(Short exercise) Present the data once more in exactly its original form.

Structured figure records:
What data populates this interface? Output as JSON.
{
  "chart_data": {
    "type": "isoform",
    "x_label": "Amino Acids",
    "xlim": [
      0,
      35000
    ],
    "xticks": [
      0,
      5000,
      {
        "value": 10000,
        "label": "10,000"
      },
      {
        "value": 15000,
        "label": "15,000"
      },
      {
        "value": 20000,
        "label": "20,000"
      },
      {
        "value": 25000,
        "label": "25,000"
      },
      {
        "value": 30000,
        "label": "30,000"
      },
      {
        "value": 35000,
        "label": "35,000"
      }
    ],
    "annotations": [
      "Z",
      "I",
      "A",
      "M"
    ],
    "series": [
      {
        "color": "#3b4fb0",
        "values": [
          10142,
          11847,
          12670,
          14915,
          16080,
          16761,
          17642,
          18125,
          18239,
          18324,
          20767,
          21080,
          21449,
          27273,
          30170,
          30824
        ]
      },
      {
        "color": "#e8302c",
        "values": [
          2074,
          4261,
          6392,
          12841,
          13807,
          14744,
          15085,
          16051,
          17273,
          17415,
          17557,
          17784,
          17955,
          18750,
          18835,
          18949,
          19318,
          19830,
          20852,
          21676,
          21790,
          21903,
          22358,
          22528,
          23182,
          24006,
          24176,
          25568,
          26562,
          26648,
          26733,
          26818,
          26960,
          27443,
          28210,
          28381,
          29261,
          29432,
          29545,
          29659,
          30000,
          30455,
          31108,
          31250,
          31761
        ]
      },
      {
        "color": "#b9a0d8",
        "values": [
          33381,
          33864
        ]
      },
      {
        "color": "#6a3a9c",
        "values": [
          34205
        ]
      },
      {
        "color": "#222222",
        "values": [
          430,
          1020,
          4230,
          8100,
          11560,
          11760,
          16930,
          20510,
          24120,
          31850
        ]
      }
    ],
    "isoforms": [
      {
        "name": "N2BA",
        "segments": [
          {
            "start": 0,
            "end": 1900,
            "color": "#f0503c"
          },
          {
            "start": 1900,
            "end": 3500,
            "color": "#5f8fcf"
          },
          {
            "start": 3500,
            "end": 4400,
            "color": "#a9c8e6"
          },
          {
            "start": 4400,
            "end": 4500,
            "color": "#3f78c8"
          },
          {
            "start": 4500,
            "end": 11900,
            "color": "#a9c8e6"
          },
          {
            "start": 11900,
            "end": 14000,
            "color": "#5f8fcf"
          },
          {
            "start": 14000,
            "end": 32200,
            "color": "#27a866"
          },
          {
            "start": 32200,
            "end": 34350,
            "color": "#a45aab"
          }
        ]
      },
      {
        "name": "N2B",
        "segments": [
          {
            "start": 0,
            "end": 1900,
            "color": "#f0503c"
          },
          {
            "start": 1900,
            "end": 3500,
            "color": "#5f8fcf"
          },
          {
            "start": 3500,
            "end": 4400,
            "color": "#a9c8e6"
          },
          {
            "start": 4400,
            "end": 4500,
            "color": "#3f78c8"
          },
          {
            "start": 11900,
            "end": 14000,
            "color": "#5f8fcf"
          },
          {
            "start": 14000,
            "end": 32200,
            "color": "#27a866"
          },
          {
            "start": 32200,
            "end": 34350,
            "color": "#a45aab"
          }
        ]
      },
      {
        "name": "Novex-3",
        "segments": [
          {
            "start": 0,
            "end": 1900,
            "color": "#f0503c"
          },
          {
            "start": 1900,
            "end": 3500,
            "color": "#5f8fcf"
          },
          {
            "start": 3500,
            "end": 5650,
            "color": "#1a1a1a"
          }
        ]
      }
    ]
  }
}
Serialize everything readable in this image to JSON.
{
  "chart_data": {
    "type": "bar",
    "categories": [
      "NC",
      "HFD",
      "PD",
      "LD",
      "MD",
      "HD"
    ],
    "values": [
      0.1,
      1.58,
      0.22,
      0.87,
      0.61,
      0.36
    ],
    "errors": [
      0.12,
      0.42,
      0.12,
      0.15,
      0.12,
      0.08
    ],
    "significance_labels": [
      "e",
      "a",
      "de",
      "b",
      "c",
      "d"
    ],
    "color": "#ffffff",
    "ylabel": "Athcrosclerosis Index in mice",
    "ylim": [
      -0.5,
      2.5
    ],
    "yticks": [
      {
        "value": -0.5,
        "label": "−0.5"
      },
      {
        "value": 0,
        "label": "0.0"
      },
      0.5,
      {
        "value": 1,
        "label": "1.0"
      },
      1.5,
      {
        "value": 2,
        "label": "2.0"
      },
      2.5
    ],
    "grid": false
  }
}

(Task answer)
What data populates this interface? Output as JSON.
{
  "chart_data": {
    "type": "isoform",
    "x_label": "Amino Acids",
    "xlim": [
      0,
      35000
    ],
    "xticks": [
      0,
      5000,
      {
        "value": 10000,
        "label": "10,000"
      },
      {
        "value": 15000,
        "label": "15,000"
      },
      {
        "value": 20000,
        "label": "20,000"
      },
      {
        "value": 25000,
        "label": "25,000"
      },
      {
        "value": 30000,
        "label": "30,000"
      },
      {
        "value": 35000,
        "label": "35,000"
      }
    ],
    "annotations": [
      "Z",
      "I",
      "A",
      "M"
    ],
    "series": [
      {
        "color": "#3b4fb0",
        "values": [
          10142,
          11847,
          12670,
          14915,
          16080,
          16761,
          17642,
          18125,
          18239,
          18324,
          20767,
          21080,
          21449,
          27273,
          30170,
          30824
        ]
      },
      {
        "color": "#e8302c",
        "values": [
          2074,
          4261,
          6392,
          12841,
          13807,
          14744,
          15085,
          16051,
          17273,
          17415,
          17557,
          17784,
          17955,
          18750,
          18835,
          18949,
          19318,
          19830,
          20852,
          21676,
          21790,
          21903,
          22358,
          22528,
          23182,
          24006,
          24176,
          25568,
          26562,
          26648,
          26733,
          26818,
          26960,
          27443,
          28210,
          28381,
          29261,
          29432,
          29545,
          29659,
          30000,
          30455,
          31108,
          31250,
          31761
        ]
      },
      {
        "color": "#b9a0d8",
        "values": [
          33381,
          33864
        ]
      },
      {
        "color": "#6a3a9c",
        "values": [
          34205
        ]
      },
      {
        "color": "#222222",
        "values": [
          430,
          1020,
          4230,
          8100,
          11560,
          11760,
          16930,
          20510,
          24120,
          31850
        ]
      }
    ],
    "isoforms": [
      {
        "name": "N2BA",
        "segments": [
          {
            "start": 0,
            "end": 1900,
            "color": "#f0503c"
          },
          {
            "start": 1900,
            "end": 3500,
            "color": "#5f8fcf"
          },
          {
            "start": 3500,
            "end": 4400,
            "color": "#a9c8e6"
          },
          {
            "start": 4400,
            "end": 4500,
            "color": "#3f78c8"
          },
          {
            "start": 4500,
            "end": 11900,
            "color": "#a9c8e6"
          },
          {
            "start": 11900,
            "end": 14000,
            "color": "#5f8fcf"
          },
          {
            "start": 14000,
            "end": 32200,
            "color": "#27a866"
          },
          {
            "start": 32200,
            "end": 34350,
            "color": "#a45aab"
          }
        ]
      },
      {
        "name": "N2B",
        "segments": [
          {
            "start": 0,
            "end": 1900,
            "color": "#f0503c"
          },
          {
            "start": 1900,
            "end": 3500,
            "color": "#5f8fcf"
          },
          {
            "start": 3500,
            "end": 4400,
            "color": "#a9c8e6"
          },
          {
            "start": 4400,
            "end": 4500,
            "color": "#3f78c8"
          },
          {
            "start": 11900,
            "end": 14000,
            "color": "#5f8fcf"
          },
          {
            "start": 14000,
            "end": 32200,
            "color": "#27a866"
          },
          {
            "start": 32200,
            "end": 34350,
            "color": "#a45aab"
          }
        ]
      },
      {
        "name": "Novex-3",
        "segments": [
          {
            "start": 0,
            "end": 1900,
            "color": "#f0503c"
          },
          {
            "start": 1900,
            "end": 3500,
            "color": "#5f8fcf"
          },
          {
            "start": 3500,
            "end": 5650,
            "color": "#1a1a1a"
          }
        ]
      }
    ]
  }
}
Serialize everything readable in this image to JSON.
{
  "chart_data": {
    "type": "bar",
    "categories": [
      "NC",
      "HFD",
      "PD",
      "LD",
      "MD",
      "HD"
    ],
    "values": [
      0.1,
      1.58,
      0.22,
      0.87,
      0.61,
      0.36
    ],
    "errors": [
      0.12,
      0.42,
      0.12,
      0.15,
      0.12,
      0.08
    ],
    "significance_labels": [
      "e",
      "a",
      "de",
      "b",
      "c",
      "d"
    ],
    "color": "#ffffff",
    "ylabel": "Athcrosclerosis Index in mice",
    "ylim": [
      -0.5,
      2.5
    ],
    "yticks": [
      {
        "value": -0.5,
        "label": "−0.5"
      },
      {
        "value": 0,
        "label": "0.0"
      },
      0.5,
      {
        "value": 1,
        "label": "1.0"
      },
      1.5,
      {
        "value": 2,
        "label": "2.0"
      },
      2.5
    ],
    "grid": false
  }
}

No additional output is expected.